Exercise requirements: Return each line holding the string "Société".

Stored entries:
## START

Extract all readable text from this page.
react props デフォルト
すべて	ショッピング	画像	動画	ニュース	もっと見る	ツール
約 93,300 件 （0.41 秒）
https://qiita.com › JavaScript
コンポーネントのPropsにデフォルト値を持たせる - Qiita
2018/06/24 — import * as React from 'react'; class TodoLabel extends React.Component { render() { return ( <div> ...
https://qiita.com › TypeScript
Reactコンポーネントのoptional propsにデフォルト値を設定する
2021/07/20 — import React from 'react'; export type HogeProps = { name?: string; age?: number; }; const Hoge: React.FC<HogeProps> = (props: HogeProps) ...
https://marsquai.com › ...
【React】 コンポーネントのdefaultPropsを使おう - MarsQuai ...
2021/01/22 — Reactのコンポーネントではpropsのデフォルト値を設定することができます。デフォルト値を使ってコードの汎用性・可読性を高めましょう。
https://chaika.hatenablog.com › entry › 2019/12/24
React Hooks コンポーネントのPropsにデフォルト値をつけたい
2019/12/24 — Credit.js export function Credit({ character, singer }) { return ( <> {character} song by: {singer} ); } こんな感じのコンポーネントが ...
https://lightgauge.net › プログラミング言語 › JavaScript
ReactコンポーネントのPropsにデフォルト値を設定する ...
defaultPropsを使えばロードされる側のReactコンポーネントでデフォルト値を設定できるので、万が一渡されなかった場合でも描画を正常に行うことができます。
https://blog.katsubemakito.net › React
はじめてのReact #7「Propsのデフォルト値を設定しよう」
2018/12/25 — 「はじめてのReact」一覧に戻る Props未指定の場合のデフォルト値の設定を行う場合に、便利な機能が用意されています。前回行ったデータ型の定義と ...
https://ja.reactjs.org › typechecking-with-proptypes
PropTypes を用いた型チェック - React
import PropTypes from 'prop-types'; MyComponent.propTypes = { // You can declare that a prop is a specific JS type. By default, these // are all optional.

## END
## START

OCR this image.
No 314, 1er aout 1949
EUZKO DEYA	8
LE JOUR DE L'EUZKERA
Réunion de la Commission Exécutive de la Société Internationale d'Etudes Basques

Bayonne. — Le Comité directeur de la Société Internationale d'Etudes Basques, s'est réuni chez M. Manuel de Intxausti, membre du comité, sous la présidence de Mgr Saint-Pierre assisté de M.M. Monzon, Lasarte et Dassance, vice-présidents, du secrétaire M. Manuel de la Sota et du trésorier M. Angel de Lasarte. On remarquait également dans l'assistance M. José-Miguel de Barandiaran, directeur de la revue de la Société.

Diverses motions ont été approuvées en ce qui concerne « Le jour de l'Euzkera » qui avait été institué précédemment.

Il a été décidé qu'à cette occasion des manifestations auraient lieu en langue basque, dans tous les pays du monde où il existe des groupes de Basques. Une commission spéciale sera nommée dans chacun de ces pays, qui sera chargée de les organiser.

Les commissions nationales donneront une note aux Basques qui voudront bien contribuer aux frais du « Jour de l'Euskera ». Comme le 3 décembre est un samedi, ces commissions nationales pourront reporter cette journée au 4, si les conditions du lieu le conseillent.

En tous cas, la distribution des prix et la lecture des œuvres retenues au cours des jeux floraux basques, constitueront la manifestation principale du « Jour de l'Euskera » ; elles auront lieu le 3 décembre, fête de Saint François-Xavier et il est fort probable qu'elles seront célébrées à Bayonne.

## END
## START

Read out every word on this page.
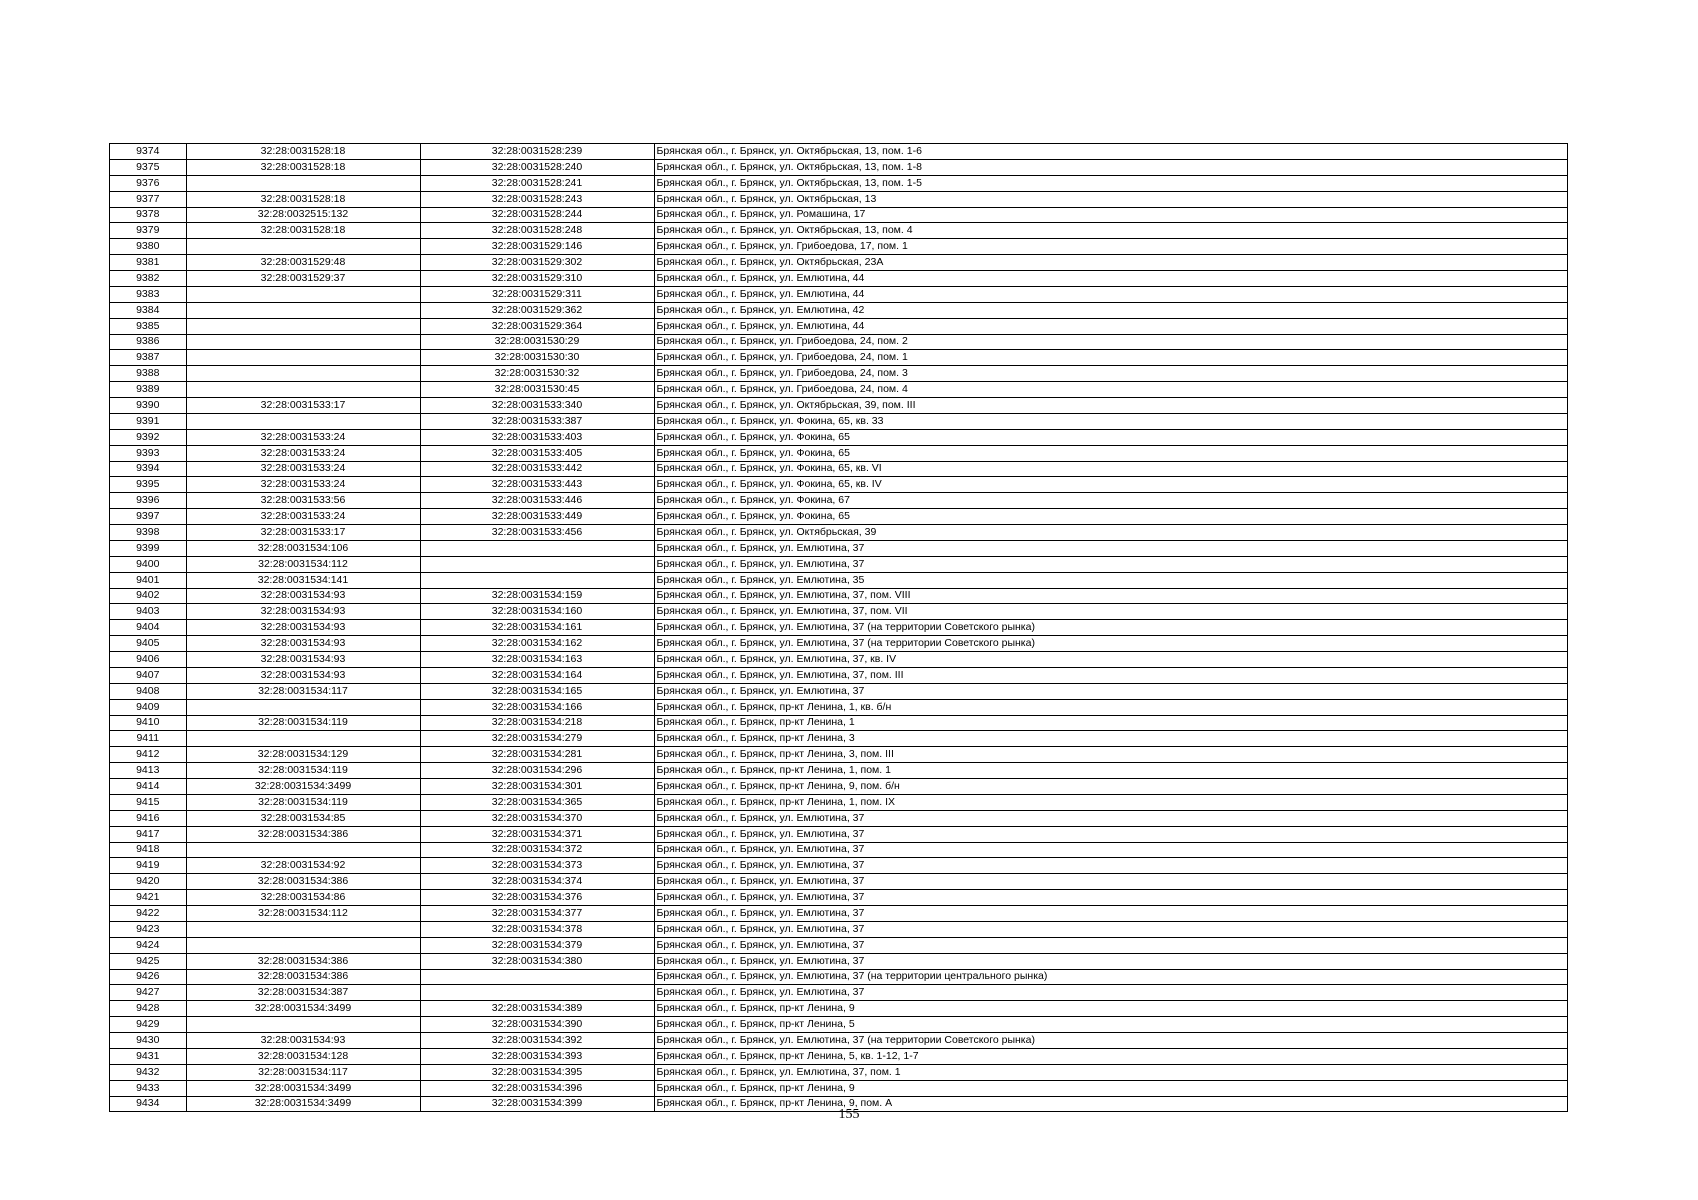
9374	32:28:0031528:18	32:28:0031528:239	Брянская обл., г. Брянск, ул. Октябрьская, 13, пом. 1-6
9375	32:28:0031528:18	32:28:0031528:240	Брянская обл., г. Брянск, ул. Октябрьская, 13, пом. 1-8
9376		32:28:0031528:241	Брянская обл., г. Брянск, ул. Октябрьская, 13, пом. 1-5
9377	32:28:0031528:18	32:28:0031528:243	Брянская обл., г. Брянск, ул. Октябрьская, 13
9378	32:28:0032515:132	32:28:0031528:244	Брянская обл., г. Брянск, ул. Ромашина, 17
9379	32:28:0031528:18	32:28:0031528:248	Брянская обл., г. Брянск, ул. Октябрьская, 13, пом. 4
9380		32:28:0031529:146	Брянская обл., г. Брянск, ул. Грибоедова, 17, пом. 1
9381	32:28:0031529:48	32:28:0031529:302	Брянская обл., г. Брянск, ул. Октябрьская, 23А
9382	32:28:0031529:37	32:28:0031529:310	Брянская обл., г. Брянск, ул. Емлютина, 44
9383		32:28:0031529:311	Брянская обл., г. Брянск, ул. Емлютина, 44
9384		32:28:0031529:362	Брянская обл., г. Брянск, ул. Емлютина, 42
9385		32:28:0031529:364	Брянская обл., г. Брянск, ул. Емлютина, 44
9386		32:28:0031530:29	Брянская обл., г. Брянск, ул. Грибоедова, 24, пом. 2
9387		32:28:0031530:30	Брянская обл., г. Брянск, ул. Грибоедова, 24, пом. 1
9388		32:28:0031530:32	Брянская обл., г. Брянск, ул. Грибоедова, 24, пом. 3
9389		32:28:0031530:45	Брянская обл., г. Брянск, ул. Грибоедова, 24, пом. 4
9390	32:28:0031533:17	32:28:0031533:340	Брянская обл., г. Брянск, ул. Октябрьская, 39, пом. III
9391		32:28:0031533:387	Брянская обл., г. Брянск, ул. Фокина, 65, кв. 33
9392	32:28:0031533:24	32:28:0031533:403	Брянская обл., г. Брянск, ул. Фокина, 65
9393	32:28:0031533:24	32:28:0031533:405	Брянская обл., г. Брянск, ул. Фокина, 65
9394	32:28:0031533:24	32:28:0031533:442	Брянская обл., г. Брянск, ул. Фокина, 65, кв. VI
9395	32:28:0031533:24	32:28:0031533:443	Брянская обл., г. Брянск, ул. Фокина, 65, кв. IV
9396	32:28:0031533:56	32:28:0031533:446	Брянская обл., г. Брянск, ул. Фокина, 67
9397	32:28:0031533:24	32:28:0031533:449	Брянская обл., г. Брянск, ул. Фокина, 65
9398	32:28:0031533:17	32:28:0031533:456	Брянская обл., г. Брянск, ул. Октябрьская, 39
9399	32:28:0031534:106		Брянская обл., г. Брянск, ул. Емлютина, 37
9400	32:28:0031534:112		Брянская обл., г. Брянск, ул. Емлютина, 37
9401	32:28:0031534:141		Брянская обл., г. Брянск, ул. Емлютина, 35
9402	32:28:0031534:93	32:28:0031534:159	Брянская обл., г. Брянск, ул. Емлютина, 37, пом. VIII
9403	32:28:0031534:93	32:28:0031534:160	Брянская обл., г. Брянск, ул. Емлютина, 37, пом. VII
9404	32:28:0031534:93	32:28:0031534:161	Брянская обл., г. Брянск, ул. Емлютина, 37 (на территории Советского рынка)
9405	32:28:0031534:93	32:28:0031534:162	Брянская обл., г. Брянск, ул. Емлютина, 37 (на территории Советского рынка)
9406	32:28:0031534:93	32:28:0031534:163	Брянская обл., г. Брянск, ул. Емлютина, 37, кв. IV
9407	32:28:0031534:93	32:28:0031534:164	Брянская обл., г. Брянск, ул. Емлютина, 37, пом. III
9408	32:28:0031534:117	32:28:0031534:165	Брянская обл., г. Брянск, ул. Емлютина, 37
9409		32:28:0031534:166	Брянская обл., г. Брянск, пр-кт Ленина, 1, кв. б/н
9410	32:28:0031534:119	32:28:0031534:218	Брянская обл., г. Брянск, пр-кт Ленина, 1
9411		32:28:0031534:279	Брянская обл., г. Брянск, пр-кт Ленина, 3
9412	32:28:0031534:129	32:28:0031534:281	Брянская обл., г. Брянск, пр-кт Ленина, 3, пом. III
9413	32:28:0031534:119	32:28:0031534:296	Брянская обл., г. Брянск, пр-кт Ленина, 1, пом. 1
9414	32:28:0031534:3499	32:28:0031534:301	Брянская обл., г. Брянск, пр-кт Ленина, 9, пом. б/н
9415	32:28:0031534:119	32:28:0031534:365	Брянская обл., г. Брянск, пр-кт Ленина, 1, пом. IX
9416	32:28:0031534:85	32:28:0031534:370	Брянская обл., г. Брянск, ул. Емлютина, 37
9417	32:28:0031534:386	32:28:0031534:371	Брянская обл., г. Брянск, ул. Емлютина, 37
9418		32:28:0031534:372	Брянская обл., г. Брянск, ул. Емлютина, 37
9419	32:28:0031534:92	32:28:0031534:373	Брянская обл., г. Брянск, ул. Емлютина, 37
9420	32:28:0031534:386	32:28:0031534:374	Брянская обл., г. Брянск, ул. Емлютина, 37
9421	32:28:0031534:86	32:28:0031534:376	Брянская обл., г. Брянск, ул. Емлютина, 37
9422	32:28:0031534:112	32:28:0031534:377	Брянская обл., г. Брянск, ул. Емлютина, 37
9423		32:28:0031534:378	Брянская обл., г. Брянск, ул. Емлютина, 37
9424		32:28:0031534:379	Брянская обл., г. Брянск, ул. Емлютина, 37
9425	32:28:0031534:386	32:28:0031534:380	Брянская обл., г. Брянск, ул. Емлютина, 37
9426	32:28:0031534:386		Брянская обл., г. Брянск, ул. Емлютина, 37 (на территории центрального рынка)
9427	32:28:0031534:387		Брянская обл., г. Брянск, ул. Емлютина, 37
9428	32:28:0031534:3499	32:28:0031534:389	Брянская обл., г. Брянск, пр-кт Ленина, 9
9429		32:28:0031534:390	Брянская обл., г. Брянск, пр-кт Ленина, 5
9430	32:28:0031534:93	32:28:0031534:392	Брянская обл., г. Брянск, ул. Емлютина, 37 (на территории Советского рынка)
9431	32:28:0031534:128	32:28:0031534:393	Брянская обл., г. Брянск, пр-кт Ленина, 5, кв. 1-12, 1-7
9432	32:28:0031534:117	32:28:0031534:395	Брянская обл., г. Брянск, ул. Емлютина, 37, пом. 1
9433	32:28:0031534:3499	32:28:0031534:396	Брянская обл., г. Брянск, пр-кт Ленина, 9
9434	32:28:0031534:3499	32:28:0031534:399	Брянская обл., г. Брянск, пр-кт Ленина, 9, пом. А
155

## END

Output of the exercise:
Réunion de la Commission Exécutive de la Société Internationale d'Etudes Basques
Bayonne. — Le Comité directeur de la Société Internationale d'Etudes Basques, s'est réuni chez M. Manuel de Intxausti, membre du comité, sous la présidence de Mgr Saint-Pierre assisté de M.M. Monzon, Lasarte et Dassance, vice-présidents, du secrétaire M. Manuel de la Sota et du trésorier M. Angel de Lasarte. On remarquait également dans l'assistance M. José-Miguel de Barandiaran, directeur de la revue de la Société.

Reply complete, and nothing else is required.